Short problem »
Write out the full listing again, exactly as it stands.

Structured figure records:

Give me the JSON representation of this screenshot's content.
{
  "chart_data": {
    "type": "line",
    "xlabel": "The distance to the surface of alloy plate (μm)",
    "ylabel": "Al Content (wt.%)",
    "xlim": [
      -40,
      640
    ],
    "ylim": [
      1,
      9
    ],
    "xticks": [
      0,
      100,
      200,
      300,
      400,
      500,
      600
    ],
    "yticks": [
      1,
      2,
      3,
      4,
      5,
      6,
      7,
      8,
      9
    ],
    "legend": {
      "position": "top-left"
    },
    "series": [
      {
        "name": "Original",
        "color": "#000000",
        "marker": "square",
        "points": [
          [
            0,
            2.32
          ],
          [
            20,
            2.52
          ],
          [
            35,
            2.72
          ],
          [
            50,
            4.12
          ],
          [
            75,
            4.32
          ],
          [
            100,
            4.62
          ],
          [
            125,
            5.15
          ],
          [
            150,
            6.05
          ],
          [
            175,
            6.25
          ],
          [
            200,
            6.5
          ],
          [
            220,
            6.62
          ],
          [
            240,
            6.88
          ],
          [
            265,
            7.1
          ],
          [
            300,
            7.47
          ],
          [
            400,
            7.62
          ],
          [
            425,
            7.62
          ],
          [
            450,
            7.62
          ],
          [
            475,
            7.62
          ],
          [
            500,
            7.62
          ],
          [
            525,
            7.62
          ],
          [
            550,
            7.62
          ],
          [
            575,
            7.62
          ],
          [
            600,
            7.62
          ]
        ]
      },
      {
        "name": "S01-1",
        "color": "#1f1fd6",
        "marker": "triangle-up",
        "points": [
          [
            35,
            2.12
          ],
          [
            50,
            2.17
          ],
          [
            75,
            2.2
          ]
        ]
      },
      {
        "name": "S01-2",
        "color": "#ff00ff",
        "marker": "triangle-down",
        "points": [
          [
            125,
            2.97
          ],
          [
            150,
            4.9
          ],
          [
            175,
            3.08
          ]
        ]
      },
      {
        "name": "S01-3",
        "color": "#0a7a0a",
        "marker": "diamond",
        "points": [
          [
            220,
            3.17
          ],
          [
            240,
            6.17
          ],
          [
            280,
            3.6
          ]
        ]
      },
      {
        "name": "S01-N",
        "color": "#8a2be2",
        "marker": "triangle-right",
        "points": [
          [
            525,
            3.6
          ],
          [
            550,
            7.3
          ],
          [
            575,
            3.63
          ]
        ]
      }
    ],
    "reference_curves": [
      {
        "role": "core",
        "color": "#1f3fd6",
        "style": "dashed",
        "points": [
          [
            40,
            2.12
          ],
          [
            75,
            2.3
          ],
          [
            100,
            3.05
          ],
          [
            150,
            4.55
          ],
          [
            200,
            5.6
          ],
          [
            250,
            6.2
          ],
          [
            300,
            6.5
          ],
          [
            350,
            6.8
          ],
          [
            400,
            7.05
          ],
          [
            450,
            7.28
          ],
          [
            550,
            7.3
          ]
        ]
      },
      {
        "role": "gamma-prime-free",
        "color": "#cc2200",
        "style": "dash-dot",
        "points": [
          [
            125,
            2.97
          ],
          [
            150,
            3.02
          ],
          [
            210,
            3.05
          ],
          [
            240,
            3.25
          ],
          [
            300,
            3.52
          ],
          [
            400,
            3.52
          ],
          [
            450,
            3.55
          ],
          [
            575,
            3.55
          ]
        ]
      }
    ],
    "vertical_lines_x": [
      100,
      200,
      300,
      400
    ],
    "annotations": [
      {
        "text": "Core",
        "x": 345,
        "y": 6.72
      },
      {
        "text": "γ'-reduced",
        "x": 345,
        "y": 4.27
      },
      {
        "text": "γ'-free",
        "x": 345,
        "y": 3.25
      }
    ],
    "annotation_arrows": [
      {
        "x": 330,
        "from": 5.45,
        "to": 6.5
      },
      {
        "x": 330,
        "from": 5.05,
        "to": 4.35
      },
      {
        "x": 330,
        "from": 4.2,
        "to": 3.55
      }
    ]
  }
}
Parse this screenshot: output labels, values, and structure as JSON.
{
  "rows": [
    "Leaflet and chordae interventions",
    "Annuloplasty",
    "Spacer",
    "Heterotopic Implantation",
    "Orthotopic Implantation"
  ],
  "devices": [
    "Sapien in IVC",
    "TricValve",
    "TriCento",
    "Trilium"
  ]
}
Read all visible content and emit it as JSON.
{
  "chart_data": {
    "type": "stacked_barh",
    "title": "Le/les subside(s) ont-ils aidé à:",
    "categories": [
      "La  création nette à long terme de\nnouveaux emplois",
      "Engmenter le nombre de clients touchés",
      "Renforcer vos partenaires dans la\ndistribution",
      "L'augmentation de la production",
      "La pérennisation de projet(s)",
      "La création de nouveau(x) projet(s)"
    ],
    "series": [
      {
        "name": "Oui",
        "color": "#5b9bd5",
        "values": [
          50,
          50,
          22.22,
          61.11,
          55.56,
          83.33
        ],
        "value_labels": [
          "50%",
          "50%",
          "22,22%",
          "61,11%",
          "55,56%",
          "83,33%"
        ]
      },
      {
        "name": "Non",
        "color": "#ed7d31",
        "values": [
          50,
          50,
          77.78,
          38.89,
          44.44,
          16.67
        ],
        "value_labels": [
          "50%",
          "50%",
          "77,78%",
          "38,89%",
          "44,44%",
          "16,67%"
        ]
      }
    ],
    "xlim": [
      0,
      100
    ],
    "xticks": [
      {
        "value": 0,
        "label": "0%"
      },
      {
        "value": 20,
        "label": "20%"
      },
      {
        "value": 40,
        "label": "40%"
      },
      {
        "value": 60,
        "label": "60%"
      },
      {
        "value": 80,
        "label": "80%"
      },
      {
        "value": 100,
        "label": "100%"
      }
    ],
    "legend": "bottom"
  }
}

Full solution »
Give me the JSON representation of this screenshot's content.
{
  "chart_data": {
    "type": "line",
    "xlabel": "The distance to the surface of alloy plate (μm)",
    "ylabel": "Al Content (wt.%)",
    "xlim": [
      -40,
      640
    ],
    "ylim": [
      1,
      9
    ],
    "xticks": [
      0,
      100,
      200,
      300,
      400,
      500,
      600
    ],
    "yticks": [
      1,
      2,
      3,
      4,
      5,
      6,
      7,
      8,
      9
    ],
    "legend": {
      "position": "top-left"
    },
    "series": [
      {
        "name": "Original",
        "color": "#000000",
        "marker": "square",
        "points": [
          [
            0,
            2.32
          ],
          [
            20,
            2.52
          ],
          [
            35,
            2.72
          ],
          [
            50,
            4.12
          ],
          [
            75,
            4.32
          ],
          [
            100,
            4.62
          ],
          [
            125,
            5.15
          ],
          [
            150,
            6.05
          ],
          [
            175,
            6.25
          ],
          [
            200,
            6.5
          ],
          [
            220,
            6.62
          ],
          [
            240,
            6.88
          ],
          [
            265,
            7.1
          ],
          [
            300,
            7.47
          ],
          [
            400,
            7.62
          ],
          [
            425,
            7.62
          ],
          [
            450,
            7.62
          ],
          [
            475,
            7.62
          ],
          [
            500,
            7.62
          ],
          [
            525,
            7.62
          ],
          [
            550,
            7.62
          ],
          [
            575,
            7.62
          ],
          [
            600,
            7.62
          ]
        ]
      },
      {
        "name": "S01-1",
        "color": "#1f1fd6",
        "marker": "triangle-up",
        "points": [
          [
            35,
            2.12
          ],
          [
            50,
            2.17
          ],
          [
            75,
            2.2
          ]
        ]
      },
      {
        "name": "S01-2",
        "color": "#ff00ff",
        "marker": "triangle-down",
        "points": [
          [
            125,
            2.97
          ],
          [
            150,
            4.9
          ],
          [
            175,
            3.08
          ]
        ]
      },
      {
        "name": "S01-3",
        "color": "#0a7a0a",
        "marker": "diamond",
        "points": [
          [
            220,
            3.17
          ],
          [
            240,
            6.17
          ],
          [
            280,
            3.6
          ]
        ]
      },
      {
        "name": "S01-N",
        "color": "#8a2be2",
        "marker": "triangle-right",
        "points": [
          [
            525,
            3.6
          ],
          [
            550,
            7.3
          ],
          [
            575,
            3.63
          ]
        ]
      }
    ],
    "reference_curves": [
      {
        "role": "core",
        "color": "#1f3fd6",
        "style": "dashed",
        "points": [
          [
            40,
            2.12
          ],
          [
            75,
            2.3
          ],
          [
            100,
            3.05
          ],
          [
            150,
            4.55
          ],
          [
            200,
            5.6
          ],
          [
            250,
            6.2
          ],
          [
            300,
            6.5
          ],
          [
            350,
            6.8
          ],
          [
            400,
            7.05
          ],
          [
            450,
            7.28
          ],
          [
            550,
            7.3
          ]
        ]
      },
      {
        "role": "gamma-prime-free",
        "color": "#cc2200",
        "style": "dash-dot",
        "points": [
          [
            125,
            2.97
          ],
          [
            150,
            3.02
          ],
          [
            210,
            3.05
          ],
          [
            240,
            3.25
          ],
          [
            300,
            3.52
          ],
          [
            400,
            3.52
          ],
          [
            450,
            3.55
          ],
          [
            575,
            3.55
          ]
        ]
      }
    ],
    "vertical_lines_x": [
      100,
      200,
      300,
      400
    ],
    "annotations": [
      {
        "text": "Core",
        "x": 345,
        "y": 6.72
      },
      {
        "text": "γ'-reduced",
        "x": 345,
        "y": 4.27
      },
      {
        "text": "γ'-free",
        "x": 345,
        "y": 3.25
      }
    ],
    "annotation_arrows": [
      {
        "x": 330,
        "from": 5.45,
        "to": 6.5
      },
      {
        "x": 330,
        "from": 5.05,
        "to": 4.35
      },
      {
        "x": 330,
        "from": 4.2,
        "to": 3.55
      }
    ]
  }
}
Parse this screenshot: output labels, values, and structure as JSON.
{
  "rows": [
    "Leaflet and chordae interventions",
    "Annuloplasty",
    "Spacer",
    "Heterotopic Implantation",
    "Orthotopic Implantation"
  ],
  "devices": [
    "Sapien in IVC",
    "TricValve",
    "TriCento",
    "Trilium"
  ]
}
Read all visible content and emit it as JSON.
{
  "chart_data": {
    "type": "stacked_barh",
    "title": "Le/les subside(s) ont-ils aidé à:",
    "categories": [
      "La  création nette à long terme de\nnouveaux emplois",
      "Engmenter le nombre de clients touchés",
      "Renforcer vos partenaires dans la\ndistribution",
      "L'augmentation de la production",
      "La pérennisation de projet(s)",
      "La création de nouveau(x) projet(s)"
    ],
    "series": [
      {
        "name": "Oui",
        "color": "#5b9bd5",
        "values": [
          50,
          50,
          22.22,
          61.11,
          55.56,
          83.33
        ],
        "value_labels": [
          "50%",
          "50%",
          "22,22%",
          "61,11%",
          "55,56%",
          "83,33%"
        ]
      },
      {
        "name": "Non",
        "color": "#ed7d31",
        "values": [
          50,
          50,
          77.78,
          38.89,
          44.44,
          16.67
        ],
        "value_labels": [
          "50%",
          "50%",
          "77,78%",
          "38,89%",
          "44,44%",
          "16,67%"
        ]
      }
    ],
    "xlim": [
      0,
      100
    ],
    "xticks": [
      {
        "value": 0,
        "label": "0%"
      },
      {
        "value": 20,
        "label": "20%"
      },
      {
        "value": 40,
        "label": "40%"
      },
      {
        "value": 60,
        "label": "60%"
      },
      {
        "value": 80,
        "label": "80%"
      },
      {
        "value": 100,
        "label": "100%"
      }
    ],
    "legend": "bottom"
  }
}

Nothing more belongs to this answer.